Rows from a dataset
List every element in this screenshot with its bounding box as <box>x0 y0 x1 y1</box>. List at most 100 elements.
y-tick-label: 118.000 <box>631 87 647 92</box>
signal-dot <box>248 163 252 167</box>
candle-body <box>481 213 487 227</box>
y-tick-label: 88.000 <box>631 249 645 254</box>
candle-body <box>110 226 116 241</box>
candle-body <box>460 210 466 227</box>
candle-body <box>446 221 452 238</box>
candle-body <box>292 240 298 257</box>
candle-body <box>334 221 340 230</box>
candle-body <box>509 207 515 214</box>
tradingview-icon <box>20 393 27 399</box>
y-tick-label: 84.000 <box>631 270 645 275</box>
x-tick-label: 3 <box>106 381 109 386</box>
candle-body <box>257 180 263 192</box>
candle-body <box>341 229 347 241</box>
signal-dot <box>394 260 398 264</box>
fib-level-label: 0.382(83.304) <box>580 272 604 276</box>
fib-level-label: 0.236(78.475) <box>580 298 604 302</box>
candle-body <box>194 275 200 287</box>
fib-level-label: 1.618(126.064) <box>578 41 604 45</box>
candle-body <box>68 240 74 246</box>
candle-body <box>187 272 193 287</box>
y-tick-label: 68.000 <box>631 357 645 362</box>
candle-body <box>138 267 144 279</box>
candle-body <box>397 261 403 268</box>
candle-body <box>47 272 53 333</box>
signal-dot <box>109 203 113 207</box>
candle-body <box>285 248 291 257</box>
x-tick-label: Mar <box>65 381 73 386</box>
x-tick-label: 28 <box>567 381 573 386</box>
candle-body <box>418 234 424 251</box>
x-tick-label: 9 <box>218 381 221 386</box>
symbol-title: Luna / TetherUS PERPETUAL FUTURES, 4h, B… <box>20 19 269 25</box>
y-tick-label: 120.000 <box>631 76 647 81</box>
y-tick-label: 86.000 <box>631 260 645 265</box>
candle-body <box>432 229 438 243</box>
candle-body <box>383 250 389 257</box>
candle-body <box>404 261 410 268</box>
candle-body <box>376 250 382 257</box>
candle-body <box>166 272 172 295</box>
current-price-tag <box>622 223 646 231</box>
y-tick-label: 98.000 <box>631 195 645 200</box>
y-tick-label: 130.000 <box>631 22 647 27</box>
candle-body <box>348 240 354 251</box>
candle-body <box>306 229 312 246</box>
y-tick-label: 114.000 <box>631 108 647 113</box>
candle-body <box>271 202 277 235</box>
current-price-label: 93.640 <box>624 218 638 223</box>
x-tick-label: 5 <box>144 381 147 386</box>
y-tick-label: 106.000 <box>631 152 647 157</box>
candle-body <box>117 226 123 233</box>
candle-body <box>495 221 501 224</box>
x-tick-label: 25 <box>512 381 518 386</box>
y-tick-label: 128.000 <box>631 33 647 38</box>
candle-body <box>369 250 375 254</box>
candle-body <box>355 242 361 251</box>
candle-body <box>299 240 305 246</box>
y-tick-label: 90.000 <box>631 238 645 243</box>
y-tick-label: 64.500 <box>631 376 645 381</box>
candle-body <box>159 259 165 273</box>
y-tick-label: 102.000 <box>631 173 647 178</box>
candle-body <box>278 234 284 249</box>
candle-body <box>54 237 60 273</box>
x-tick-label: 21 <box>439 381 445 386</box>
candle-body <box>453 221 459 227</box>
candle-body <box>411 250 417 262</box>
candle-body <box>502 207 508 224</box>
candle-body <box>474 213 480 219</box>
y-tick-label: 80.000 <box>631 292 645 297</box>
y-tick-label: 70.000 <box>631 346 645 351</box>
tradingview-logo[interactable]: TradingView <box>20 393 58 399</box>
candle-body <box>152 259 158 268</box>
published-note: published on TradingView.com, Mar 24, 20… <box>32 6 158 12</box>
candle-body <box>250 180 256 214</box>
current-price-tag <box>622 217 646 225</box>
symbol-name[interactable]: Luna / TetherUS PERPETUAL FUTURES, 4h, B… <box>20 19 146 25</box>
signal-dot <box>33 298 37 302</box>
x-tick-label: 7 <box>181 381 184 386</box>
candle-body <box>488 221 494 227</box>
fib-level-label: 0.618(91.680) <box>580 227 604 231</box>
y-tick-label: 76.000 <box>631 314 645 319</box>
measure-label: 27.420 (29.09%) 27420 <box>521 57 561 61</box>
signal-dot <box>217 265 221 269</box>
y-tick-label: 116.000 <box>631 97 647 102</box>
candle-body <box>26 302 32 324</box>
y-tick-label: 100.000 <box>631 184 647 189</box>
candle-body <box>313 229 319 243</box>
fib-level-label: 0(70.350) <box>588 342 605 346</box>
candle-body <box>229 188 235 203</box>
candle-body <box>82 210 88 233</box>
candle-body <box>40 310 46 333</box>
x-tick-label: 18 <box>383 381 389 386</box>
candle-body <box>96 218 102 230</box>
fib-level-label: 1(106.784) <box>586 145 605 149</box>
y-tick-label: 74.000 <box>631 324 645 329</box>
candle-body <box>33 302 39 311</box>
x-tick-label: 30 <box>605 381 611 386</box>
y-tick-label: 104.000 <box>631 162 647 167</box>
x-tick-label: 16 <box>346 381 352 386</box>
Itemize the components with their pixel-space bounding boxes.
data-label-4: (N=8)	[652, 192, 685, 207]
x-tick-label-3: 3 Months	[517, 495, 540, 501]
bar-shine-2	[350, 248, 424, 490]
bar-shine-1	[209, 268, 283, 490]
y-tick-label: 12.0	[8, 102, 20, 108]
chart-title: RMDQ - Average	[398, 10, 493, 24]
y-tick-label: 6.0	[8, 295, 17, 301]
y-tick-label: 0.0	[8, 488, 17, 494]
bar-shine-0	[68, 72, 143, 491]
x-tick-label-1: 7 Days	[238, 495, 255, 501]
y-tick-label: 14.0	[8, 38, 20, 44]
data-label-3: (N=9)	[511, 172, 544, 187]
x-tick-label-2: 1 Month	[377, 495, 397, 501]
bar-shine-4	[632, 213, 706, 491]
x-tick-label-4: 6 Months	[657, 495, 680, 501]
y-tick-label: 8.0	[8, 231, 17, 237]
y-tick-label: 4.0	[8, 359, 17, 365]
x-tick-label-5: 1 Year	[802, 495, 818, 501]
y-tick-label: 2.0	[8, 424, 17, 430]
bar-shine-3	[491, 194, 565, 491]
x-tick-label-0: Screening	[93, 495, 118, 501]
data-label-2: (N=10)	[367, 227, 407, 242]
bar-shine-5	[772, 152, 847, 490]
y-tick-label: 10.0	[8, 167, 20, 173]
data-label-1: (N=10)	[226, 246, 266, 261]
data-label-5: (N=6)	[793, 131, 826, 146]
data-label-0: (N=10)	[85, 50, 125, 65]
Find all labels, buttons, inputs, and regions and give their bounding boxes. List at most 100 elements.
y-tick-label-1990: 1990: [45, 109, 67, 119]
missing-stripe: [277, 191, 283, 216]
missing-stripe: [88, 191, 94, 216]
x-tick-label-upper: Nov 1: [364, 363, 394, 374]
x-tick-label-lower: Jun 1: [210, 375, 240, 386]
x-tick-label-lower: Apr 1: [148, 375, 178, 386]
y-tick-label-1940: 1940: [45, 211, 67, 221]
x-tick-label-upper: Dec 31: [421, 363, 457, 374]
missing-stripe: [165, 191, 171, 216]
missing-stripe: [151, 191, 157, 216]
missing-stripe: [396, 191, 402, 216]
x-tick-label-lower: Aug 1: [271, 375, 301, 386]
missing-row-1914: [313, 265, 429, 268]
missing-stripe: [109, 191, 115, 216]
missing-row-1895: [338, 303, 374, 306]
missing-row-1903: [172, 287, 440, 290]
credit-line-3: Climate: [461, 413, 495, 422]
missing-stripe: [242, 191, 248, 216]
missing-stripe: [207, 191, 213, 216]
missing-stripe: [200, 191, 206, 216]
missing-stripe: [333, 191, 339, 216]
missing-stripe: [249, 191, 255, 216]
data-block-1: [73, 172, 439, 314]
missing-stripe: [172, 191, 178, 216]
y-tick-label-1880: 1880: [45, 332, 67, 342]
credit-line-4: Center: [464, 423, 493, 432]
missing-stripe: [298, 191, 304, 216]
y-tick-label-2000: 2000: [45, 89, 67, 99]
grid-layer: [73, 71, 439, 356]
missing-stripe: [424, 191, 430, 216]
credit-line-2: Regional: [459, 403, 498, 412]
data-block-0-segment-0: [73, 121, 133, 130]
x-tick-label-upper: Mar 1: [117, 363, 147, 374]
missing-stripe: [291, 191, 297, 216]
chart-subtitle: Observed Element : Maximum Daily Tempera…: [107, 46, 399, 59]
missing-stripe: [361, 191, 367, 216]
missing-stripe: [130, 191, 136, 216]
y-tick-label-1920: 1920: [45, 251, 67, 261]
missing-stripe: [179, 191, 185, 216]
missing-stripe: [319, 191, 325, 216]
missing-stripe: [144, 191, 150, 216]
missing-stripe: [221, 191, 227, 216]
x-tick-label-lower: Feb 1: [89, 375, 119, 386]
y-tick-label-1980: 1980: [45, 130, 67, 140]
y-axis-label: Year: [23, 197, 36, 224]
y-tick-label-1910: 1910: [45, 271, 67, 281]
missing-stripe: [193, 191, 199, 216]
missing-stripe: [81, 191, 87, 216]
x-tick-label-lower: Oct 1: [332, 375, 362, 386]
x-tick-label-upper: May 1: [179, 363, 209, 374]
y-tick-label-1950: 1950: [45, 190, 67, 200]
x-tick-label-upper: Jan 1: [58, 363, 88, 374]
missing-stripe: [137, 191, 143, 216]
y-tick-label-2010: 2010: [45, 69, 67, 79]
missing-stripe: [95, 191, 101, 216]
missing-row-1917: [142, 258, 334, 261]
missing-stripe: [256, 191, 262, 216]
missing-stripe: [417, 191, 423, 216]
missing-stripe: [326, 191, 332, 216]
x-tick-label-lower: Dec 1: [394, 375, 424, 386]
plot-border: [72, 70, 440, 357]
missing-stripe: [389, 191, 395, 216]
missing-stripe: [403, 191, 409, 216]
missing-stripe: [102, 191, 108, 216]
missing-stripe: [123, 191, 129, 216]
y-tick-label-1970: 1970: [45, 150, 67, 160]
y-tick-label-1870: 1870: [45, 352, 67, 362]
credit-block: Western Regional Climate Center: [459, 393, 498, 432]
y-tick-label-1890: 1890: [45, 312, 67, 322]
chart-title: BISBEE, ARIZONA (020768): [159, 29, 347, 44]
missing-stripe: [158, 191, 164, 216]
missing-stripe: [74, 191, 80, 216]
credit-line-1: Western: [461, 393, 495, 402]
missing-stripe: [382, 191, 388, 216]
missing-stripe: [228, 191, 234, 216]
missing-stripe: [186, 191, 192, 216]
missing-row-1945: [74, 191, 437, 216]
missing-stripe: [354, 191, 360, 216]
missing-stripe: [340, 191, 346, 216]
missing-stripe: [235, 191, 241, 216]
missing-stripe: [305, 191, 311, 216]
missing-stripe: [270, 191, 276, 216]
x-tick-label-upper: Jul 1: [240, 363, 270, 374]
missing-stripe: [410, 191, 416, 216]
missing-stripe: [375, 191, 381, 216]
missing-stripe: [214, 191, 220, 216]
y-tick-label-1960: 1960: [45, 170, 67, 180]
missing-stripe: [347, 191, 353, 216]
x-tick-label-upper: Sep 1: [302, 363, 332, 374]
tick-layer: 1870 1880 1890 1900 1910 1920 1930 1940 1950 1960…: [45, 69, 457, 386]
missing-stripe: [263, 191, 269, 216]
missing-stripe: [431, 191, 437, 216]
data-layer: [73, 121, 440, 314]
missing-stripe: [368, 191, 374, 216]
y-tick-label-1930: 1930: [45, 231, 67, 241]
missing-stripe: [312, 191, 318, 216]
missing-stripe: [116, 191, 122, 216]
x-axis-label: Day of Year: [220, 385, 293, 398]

### Problem to solve
Could you reproduce, word for word, every line from the beginning of the material through the line containing "y-tick-label: 98.000 <box>631", with both ends included?

### Task result
List every element in this screenshot with its bounding box as <box>x0 y0 x1 y1</box>. List at most 100 elements.
y-tick-label: 118.000 <box>631 87 647 92</box>
signal-dot <box>248 163 252 167</box>
candle-body <box>481 213 487 227</box>
y-tick-label: 88.000 <box>631 249 645 254</box>
candle-body <box>110 226 116 241</box>
candle-body <box>460 210 466 227</box>
candle-body <box>446 221 452 238</box>
candle-body <box>292 240 298 257</box>
candle-body <box>334 221 340 230</box>
candle-body <box>509 207 515 214</box>
tradingview-icon <box>20 393 27 399</box>
y-tick-label: 84.000 <box>631 270 645 275</box>
x-tick-label: 3 <box>106 381 109 386</box>
candle-body <box>257 180 263 192</box>
candle-body <box>341 229 347 241</box>
signal-dot <box>394 260 398 264</box>
fib-level-label: 0.382(83.304) <box>580 272 604 276</box>
fib-level-label: 0.236(78.475) <box>580 298 604 302</box>
candle-body <box>194 275 200 287</box>
fib-level-label: 1.618(126.064) <box>578 41 604 45</box>
candle-body <box>68 240 74 246</box>
candle-body <box>187 272 193 287</box>
y-tick-label: 68.000 <box>631 357 645 362</box>
candle-body <box>138 267 144 279</box>
candle-body <box>397 261 403 268</box>
candle-body <box>47 272 53 333</box>
signal-dot <box>109 203 113 207</box>
candle-body <box>285 248 291 257</box>
x-tick-label: Mar <box>65 381 73 386</box>
x-tick-label: 28 <box>567 381 573 386</box>
candle-body <box>418 234 424 251</box>
x-tick-label: 9 <box>218 381 221 386</box>
symbol-title: Luna / TetherUS PERPETUAL FUTURES, 4h, B… <box>20 19 269 25</box>
y-tick-label: 120.000 <box>631 76 647 81</box>
y-tick-label: 86.000 <box>631 260 645 265</box>
candle-body <box>432 229 438 243</box>
candle-body <box>383 250 389 257</box>
candle-body <box>404 261 410 268</box>
candle-body <box>376 250 382 257</box>
candle-body <box>166 272 172 295</box>
current-price-tag <box>622 223 646 231</box>
y-tick-label: 98.000 <box>631 195 645 200</box>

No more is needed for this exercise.